ENTRIES PROVIDED
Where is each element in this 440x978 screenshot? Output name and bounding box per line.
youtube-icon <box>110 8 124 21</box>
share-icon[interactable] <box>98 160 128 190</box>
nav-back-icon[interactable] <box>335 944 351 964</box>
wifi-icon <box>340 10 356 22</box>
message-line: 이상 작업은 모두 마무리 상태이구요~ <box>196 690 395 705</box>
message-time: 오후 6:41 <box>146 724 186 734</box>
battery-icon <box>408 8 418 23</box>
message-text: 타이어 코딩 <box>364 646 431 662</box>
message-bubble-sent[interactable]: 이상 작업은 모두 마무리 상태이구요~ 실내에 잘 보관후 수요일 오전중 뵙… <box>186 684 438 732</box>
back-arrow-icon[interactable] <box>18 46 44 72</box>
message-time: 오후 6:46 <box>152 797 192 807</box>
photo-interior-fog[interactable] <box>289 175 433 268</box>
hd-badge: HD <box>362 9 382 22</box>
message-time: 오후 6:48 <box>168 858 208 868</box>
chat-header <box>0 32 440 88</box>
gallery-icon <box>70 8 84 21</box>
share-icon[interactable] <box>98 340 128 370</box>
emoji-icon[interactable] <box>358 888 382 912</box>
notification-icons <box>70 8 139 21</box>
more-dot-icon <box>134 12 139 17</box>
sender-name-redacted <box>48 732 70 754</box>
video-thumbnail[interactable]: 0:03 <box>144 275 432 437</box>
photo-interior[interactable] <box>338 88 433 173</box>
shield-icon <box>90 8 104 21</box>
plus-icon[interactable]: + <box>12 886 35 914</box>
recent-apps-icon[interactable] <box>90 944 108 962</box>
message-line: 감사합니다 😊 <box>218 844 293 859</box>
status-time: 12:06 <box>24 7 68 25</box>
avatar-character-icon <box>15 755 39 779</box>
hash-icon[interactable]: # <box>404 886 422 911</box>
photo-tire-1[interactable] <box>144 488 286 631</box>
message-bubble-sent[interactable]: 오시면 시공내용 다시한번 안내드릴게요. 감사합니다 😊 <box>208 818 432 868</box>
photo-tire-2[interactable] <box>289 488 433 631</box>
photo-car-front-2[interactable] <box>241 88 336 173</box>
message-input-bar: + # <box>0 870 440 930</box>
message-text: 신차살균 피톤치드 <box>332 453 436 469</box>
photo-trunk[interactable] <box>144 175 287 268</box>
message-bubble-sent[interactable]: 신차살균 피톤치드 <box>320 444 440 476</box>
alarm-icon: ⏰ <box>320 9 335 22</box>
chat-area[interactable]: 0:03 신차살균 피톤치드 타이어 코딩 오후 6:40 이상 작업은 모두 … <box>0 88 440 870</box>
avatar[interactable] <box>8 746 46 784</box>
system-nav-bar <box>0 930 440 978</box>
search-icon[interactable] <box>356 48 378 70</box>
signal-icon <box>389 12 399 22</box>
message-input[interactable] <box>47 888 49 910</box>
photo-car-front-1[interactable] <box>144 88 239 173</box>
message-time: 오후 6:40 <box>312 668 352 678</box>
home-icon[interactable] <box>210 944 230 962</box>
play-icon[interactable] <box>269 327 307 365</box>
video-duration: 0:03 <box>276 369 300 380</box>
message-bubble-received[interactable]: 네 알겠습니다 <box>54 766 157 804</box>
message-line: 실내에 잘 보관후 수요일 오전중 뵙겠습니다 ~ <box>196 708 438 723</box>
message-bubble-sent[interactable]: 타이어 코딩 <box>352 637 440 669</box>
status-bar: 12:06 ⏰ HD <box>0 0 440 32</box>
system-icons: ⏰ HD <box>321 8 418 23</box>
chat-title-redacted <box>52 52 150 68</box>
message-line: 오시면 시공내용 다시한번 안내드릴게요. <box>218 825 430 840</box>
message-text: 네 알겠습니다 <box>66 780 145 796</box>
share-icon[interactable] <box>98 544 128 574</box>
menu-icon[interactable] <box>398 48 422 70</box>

TASK DIRECTIONS
Starting at the first line of the entries and ending at the line that contains "message-time: 오후 6:46", put every line into a JSON list of strings, one string per line, with both of those lines included and any blank lines left out.

RESULT BELOW
[
  "Where is each element in this 440x978 screenshot? Output name and bounding box per line.",
  "youtube-icon <box>110 8 124 21</box>",
  "share-icon[interactable] <box>98 160 128 190</box>",
  "nav-back-icon[interactable] <box>335 944 351 964</box>",
  "wifi-icon <box>340 10 356 22</box>",
  "message-line: 이상 작업은 모두 마무리 상태이구요~ <box>196 690 395 705</box>",
  "message-time: 오후 6:41 <box>146 724 186 734</box>",
  "battery-icon <box>408 8 418 23</box>",
  "message-text: 타이어 코딩 <box>364 646 431 662</box>",
  "message-bubble-sent[interactable]: 이상 작업은 모두 마무리 상태이구요~ 실내에 잘 보관후 수요일 오전중 뵙… <box>186 684 438 732</box>",
  "back-arrow-icon[interactable] <box>18 46 44 72</box>",
  "message-time: 오후 6:46 <box>152 797 192 807</box>"
]